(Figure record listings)

========

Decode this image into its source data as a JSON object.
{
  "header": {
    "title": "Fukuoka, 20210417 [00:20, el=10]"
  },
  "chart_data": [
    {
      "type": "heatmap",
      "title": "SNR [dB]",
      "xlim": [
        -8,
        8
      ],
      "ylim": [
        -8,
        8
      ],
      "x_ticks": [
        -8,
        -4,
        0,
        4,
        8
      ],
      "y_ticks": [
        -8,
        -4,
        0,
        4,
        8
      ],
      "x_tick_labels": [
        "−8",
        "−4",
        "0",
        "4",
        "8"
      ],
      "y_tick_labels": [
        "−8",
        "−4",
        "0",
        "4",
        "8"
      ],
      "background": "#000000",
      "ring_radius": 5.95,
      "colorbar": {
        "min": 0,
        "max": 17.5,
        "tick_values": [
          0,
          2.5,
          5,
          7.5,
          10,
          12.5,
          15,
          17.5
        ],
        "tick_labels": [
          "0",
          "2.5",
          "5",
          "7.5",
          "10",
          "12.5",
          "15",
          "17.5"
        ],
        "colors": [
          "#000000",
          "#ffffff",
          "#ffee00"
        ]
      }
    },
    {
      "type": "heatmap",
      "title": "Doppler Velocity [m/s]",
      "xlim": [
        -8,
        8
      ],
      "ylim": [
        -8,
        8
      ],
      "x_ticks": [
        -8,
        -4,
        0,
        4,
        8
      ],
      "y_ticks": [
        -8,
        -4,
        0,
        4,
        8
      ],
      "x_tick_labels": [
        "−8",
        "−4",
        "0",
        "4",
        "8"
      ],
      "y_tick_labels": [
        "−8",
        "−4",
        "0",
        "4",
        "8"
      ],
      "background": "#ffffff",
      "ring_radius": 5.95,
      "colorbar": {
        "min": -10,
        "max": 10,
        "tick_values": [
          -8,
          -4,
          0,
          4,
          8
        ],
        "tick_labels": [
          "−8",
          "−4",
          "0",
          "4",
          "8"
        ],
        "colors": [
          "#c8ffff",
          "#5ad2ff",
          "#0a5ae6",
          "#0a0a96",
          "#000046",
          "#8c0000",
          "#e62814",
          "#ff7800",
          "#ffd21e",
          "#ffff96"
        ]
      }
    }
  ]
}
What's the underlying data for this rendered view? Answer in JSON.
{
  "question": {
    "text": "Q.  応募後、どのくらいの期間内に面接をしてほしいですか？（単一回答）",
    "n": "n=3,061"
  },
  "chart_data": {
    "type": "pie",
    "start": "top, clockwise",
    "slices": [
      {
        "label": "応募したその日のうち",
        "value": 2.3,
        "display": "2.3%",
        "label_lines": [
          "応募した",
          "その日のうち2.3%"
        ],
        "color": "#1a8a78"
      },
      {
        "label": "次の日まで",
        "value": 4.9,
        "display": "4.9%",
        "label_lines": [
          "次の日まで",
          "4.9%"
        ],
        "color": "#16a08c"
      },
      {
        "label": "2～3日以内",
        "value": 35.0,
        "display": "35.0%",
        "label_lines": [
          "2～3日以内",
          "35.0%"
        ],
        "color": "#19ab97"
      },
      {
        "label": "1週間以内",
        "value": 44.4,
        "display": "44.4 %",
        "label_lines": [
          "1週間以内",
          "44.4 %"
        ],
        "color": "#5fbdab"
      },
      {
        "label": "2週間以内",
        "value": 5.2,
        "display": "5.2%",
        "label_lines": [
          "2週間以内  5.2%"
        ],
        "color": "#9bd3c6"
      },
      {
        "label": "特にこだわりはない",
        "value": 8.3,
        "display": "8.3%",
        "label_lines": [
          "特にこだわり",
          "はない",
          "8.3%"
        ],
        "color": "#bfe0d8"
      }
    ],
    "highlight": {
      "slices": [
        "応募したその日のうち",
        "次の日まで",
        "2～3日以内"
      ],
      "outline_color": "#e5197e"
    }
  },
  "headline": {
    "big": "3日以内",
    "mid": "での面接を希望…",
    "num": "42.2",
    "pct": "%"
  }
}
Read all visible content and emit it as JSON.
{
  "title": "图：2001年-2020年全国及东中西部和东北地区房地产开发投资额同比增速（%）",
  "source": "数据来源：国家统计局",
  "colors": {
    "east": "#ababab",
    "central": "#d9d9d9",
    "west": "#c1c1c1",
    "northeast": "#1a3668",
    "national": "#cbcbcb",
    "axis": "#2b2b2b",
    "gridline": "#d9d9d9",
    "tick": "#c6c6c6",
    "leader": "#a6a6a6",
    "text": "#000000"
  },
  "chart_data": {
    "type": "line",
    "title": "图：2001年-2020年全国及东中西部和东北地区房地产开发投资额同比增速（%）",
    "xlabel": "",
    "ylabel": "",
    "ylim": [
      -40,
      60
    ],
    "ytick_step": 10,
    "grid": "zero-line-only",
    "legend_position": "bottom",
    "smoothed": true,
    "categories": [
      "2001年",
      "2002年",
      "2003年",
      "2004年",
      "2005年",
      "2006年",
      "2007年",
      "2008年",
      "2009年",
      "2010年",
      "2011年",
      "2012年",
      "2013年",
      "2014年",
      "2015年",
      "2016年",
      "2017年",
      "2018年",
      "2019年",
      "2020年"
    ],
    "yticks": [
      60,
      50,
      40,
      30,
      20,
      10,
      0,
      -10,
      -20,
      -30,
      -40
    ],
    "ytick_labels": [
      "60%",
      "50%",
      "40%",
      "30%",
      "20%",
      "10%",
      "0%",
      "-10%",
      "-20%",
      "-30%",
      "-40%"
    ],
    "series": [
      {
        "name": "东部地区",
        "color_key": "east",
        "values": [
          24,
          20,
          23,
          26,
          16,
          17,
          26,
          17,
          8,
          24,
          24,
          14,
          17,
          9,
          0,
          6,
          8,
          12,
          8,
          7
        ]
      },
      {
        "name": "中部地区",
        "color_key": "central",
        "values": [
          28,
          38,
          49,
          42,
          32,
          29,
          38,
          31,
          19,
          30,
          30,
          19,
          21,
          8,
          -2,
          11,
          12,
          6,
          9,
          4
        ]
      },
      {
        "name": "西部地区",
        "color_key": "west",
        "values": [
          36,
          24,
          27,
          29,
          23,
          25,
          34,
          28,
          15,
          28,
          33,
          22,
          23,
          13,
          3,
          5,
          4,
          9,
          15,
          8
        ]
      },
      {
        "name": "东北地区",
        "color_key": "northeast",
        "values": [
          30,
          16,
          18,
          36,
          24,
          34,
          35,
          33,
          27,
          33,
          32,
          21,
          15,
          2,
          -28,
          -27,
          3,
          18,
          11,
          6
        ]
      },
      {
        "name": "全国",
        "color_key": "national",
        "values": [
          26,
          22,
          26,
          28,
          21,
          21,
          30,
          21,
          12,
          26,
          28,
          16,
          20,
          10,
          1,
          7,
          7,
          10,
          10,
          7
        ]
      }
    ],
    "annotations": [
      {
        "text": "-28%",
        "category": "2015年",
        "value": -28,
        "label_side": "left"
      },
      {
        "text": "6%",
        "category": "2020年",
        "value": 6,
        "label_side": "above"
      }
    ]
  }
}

========

In the entries above, locate every line with the word "source" and copy it.

» **Answer to the task**
Decode this image into its source data as a JSON object.
  "source": "数据来源：国家统计局",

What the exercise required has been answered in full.